◆ **Challenge**
Work through the data line by line, gathering every line that has the word "dashboard".

** BEGIN **

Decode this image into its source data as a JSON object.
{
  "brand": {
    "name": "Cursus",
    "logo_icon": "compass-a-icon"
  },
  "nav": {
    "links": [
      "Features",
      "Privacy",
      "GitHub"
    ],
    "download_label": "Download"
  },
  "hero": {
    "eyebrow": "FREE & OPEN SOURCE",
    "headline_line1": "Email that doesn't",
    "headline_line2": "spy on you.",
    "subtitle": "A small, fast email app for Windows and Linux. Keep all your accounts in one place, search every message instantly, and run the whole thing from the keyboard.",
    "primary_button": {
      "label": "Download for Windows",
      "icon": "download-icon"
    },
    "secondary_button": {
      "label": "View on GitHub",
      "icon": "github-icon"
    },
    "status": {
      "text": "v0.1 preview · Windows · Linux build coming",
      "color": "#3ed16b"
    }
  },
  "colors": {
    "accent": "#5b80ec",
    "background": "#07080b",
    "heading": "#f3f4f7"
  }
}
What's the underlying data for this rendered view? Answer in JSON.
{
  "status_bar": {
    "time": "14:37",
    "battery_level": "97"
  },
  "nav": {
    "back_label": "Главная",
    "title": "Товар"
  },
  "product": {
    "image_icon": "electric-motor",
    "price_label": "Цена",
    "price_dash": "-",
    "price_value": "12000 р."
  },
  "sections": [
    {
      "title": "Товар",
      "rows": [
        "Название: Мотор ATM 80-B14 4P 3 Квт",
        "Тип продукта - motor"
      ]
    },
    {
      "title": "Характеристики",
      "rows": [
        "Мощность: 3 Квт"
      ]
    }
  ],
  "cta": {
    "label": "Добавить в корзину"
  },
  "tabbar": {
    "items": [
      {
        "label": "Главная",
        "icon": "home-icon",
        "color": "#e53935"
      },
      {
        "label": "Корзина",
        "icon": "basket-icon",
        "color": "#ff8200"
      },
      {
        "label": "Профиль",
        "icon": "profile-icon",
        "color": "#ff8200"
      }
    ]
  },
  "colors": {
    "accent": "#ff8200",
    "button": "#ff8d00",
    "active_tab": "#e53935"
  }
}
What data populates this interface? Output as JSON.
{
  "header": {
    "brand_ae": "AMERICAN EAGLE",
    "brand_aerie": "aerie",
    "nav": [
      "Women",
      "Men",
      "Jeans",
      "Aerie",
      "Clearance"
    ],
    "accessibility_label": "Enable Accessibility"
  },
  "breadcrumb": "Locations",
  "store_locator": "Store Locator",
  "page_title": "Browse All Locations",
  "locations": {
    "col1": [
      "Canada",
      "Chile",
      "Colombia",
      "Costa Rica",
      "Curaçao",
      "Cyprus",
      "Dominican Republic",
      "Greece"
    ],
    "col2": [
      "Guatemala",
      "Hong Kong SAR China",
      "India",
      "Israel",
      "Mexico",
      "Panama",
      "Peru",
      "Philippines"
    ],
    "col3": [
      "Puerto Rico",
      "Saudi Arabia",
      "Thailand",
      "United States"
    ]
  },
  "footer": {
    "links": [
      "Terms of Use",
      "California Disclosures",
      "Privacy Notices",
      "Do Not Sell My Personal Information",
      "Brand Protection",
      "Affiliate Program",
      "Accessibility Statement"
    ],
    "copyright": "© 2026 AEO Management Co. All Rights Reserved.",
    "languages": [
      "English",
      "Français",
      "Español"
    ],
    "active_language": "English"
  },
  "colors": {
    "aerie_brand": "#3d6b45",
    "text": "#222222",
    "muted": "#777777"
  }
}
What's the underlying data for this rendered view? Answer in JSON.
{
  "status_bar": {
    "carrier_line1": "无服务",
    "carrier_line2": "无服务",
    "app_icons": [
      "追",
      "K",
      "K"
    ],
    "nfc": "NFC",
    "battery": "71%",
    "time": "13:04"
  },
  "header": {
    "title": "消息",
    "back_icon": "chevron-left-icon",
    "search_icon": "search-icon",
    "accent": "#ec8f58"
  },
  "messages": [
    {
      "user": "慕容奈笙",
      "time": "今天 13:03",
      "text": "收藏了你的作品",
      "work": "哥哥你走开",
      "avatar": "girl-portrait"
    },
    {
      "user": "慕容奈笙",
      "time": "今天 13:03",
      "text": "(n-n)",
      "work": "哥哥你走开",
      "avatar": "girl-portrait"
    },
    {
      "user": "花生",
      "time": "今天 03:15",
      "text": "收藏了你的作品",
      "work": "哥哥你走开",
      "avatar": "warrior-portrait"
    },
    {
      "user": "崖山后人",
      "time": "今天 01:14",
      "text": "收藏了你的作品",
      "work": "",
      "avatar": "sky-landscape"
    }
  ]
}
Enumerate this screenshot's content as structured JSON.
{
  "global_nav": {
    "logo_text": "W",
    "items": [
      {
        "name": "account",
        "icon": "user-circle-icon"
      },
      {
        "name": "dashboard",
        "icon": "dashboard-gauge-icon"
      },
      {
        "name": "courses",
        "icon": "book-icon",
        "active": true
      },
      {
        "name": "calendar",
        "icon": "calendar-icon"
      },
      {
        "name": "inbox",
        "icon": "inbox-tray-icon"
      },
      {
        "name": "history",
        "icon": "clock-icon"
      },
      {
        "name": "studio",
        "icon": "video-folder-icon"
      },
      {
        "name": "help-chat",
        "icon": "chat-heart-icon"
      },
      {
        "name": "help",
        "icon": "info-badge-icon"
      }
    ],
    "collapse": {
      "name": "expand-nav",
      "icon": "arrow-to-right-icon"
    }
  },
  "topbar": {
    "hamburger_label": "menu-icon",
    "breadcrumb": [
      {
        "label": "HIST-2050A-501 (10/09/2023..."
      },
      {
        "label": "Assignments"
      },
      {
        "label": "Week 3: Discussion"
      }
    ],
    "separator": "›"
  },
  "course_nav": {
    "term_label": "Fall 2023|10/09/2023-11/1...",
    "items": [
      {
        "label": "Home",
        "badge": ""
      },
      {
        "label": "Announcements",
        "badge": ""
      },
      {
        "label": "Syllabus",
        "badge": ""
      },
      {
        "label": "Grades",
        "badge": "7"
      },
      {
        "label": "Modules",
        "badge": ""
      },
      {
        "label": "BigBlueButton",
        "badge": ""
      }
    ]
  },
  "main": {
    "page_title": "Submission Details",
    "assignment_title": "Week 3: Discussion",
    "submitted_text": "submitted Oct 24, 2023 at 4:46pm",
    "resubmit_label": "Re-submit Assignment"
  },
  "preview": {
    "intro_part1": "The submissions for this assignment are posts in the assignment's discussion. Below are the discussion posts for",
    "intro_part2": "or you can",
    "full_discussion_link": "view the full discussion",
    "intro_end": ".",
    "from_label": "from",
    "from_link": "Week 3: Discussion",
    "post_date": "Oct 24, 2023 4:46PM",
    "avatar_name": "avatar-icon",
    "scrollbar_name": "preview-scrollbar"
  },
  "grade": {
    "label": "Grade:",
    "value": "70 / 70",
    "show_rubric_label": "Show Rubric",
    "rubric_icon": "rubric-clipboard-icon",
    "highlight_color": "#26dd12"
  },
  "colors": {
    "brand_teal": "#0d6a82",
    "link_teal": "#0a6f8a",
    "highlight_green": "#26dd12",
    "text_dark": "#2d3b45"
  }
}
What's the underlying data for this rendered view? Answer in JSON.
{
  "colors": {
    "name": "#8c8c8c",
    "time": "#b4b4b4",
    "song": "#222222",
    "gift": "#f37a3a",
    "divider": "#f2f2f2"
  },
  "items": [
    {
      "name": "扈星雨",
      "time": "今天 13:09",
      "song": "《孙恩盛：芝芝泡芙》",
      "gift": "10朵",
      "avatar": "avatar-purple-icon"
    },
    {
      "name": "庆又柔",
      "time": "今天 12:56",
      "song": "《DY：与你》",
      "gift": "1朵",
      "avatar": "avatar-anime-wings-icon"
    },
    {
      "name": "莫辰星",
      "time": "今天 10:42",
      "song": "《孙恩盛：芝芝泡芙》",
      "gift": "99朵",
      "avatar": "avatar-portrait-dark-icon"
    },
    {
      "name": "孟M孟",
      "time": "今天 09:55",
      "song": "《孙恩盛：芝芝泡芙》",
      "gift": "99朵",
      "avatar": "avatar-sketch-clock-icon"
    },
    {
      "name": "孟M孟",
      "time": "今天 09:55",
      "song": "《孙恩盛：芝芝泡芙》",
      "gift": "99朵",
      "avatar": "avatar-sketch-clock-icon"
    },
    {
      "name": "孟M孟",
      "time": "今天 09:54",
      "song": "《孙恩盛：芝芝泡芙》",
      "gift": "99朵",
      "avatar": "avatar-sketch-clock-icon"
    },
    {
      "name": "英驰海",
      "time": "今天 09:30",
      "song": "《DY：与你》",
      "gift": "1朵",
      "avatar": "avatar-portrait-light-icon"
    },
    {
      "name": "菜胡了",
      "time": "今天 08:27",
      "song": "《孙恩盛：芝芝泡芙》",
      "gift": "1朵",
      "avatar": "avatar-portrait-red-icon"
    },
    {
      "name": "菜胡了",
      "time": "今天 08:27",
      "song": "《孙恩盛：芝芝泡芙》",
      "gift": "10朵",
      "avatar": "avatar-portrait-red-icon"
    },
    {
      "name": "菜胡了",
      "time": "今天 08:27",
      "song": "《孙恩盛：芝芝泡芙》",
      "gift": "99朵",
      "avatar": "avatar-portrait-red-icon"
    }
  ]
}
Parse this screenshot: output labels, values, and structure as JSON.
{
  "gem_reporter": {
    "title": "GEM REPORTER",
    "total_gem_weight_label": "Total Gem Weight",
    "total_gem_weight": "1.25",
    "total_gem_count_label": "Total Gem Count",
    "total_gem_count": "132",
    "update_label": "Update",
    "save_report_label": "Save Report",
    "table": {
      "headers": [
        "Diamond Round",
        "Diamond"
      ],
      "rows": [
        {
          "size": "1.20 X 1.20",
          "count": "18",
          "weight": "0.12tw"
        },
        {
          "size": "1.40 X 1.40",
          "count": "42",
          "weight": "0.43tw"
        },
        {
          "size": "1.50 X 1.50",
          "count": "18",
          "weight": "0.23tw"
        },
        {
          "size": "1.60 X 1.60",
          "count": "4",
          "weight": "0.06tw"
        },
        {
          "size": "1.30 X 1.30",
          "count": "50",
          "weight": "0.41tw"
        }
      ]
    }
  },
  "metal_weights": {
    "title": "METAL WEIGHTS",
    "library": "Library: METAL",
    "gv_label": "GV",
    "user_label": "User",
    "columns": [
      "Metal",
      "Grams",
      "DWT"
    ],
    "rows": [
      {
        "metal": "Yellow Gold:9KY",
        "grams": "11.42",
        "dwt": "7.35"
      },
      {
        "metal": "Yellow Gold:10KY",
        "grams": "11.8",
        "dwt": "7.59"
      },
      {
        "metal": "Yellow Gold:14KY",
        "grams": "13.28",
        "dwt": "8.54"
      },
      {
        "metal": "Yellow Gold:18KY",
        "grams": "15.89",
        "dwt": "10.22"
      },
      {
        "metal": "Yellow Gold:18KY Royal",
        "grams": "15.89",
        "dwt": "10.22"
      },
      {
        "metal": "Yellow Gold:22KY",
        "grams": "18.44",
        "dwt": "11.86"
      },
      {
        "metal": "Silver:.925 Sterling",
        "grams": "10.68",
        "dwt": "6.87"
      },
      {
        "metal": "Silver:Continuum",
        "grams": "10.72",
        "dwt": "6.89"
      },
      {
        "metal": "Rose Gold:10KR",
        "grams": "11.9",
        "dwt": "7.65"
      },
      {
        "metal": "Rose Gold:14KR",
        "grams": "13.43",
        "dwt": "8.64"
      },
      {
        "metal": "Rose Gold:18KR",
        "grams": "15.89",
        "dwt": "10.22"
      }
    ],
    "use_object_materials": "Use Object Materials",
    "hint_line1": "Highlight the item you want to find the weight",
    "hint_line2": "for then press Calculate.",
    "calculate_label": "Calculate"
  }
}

** END **

◆ **Final answer**
        "name": "dashboard",
        "icon": "dashboard-gauge-icon"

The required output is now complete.